What the task asks ::
Which lines of the material contain the string "tail", with case counting? Copy each such line.

Element and region data
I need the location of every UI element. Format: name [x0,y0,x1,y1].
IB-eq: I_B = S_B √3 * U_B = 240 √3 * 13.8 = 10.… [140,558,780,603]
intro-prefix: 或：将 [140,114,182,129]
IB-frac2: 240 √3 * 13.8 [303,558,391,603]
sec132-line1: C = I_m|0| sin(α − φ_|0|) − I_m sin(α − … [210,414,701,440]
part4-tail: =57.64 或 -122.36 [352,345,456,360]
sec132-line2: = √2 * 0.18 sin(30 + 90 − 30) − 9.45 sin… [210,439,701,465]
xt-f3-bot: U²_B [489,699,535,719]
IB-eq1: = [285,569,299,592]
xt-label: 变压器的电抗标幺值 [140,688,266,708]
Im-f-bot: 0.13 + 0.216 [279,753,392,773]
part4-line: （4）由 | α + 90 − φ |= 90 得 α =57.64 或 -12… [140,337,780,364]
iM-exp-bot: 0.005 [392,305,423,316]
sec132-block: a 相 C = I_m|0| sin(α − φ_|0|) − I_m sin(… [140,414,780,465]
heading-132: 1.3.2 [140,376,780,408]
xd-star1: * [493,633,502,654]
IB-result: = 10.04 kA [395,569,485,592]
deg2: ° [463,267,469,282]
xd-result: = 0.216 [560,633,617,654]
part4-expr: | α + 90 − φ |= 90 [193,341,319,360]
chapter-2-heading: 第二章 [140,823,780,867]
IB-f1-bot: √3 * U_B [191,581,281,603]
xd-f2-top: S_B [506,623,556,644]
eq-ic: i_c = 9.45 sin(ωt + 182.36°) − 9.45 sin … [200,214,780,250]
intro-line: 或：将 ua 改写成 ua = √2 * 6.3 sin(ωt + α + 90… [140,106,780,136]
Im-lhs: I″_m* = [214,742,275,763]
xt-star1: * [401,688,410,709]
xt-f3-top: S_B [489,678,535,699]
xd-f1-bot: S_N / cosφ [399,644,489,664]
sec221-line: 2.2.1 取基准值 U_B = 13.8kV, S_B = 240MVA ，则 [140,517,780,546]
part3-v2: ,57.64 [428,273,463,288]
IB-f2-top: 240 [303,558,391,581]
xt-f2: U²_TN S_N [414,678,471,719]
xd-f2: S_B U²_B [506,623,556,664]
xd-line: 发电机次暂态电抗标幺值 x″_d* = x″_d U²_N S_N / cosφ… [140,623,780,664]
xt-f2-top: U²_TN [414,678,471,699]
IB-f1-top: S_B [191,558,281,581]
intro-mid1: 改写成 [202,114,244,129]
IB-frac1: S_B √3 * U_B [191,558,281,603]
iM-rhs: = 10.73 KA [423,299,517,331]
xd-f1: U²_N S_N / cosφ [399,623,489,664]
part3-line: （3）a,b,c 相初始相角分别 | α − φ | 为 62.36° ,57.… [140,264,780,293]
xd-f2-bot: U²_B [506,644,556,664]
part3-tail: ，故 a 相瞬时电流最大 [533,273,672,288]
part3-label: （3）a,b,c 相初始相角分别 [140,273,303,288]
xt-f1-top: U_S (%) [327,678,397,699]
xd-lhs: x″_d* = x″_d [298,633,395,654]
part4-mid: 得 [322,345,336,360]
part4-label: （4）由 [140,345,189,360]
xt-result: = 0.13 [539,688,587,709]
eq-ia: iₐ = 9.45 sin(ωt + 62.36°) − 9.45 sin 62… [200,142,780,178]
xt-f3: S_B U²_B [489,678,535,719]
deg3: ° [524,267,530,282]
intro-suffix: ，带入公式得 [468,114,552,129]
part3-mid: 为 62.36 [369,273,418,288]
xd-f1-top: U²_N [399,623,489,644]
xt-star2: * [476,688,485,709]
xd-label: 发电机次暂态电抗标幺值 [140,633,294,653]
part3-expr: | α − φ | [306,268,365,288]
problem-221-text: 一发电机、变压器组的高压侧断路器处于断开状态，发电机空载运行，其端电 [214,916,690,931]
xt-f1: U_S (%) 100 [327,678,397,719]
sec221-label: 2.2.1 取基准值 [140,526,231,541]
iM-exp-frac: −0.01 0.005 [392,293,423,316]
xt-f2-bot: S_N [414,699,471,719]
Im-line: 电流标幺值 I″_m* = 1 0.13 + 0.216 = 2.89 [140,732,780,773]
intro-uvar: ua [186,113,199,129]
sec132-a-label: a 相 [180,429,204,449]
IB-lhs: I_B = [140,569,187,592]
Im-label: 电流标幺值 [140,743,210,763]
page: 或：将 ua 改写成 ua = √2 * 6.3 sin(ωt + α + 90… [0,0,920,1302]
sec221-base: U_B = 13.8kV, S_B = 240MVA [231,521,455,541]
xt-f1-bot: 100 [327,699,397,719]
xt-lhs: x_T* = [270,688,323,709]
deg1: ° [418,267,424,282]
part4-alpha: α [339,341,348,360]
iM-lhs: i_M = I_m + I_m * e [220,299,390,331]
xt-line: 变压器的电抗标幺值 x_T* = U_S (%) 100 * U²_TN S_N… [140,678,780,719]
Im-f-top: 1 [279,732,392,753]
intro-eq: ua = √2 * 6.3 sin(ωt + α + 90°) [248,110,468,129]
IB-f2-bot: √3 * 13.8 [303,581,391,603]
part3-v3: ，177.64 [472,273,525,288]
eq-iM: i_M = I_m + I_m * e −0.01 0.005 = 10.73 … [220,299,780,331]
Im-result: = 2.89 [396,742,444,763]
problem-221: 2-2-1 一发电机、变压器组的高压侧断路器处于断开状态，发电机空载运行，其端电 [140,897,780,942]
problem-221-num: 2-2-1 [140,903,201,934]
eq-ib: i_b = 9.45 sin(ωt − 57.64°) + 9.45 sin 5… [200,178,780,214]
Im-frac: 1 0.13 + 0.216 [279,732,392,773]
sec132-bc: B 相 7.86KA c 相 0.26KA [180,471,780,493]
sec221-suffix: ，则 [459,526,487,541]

Complete response ::
part4-tail: =57.64 或 -122.36 [352,345,456,360]
part3-tail: ，故 a 相瞬时电流最大 [533,273,672,288]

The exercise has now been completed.